(EXERCISE DESCRIPTION): Gather up all lines that carry the word "JSON".

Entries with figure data
********

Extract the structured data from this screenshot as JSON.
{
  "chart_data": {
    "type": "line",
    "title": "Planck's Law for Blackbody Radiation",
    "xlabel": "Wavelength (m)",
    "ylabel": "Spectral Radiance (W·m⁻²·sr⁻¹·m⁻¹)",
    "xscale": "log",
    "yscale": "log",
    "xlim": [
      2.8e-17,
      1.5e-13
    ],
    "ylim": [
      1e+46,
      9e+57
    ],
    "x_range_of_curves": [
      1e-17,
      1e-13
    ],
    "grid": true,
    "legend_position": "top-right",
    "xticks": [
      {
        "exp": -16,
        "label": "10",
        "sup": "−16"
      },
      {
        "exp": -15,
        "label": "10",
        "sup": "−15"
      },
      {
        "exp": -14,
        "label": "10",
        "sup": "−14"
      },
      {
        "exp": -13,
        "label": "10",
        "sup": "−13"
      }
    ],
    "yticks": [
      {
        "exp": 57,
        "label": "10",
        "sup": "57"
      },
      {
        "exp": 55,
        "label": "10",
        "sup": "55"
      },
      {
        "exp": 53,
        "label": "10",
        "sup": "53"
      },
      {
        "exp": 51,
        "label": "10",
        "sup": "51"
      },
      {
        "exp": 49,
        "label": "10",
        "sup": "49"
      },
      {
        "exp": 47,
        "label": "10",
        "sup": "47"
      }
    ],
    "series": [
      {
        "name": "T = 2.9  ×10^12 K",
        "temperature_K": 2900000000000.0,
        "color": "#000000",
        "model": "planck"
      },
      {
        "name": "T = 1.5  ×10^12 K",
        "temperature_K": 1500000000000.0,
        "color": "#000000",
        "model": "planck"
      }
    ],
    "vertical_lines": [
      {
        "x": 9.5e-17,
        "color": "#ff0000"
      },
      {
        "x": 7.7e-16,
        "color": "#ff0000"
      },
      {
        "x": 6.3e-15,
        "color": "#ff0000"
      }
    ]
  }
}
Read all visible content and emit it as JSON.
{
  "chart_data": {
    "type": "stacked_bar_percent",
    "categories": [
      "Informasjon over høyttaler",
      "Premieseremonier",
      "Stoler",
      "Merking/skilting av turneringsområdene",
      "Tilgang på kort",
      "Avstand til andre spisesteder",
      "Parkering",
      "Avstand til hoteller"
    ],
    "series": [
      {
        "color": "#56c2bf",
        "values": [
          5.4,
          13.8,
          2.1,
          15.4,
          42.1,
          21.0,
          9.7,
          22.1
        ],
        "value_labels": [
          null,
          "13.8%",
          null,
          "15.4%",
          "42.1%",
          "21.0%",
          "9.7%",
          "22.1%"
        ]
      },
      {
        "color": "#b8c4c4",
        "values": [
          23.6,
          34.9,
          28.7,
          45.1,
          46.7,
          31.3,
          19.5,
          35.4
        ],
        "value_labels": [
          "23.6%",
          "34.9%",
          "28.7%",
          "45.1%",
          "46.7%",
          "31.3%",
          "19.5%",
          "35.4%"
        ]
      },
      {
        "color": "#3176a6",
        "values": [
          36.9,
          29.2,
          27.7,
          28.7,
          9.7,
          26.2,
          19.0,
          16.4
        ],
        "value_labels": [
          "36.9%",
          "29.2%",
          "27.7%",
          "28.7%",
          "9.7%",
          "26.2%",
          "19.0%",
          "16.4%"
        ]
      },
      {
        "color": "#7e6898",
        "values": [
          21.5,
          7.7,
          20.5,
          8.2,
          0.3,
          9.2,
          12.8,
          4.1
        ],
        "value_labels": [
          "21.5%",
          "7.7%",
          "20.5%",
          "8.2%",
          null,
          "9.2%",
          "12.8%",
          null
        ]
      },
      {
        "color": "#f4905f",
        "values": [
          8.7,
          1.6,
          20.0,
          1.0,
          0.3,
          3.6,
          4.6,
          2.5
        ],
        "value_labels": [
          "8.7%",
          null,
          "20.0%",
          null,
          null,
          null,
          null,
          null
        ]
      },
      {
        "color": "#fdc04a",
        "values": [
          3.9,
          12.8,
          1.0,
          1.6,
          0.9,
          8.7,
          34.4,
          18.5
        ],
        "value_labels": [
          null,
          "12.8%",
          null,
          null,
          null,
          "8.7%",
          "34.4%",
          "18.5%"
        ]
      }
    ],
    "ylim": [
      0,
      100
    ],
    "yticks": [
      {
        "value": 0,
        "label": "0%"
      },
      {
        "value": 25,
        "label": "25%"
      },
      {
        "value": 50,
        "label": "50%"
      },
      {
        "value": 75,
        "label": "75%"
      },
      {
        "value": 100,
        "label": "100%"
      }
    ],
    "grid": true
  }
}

********

(REPLY TO THE TASK):
Extract the structured data from this screenshot as JSON.
Read all visible content and emit it as JSON.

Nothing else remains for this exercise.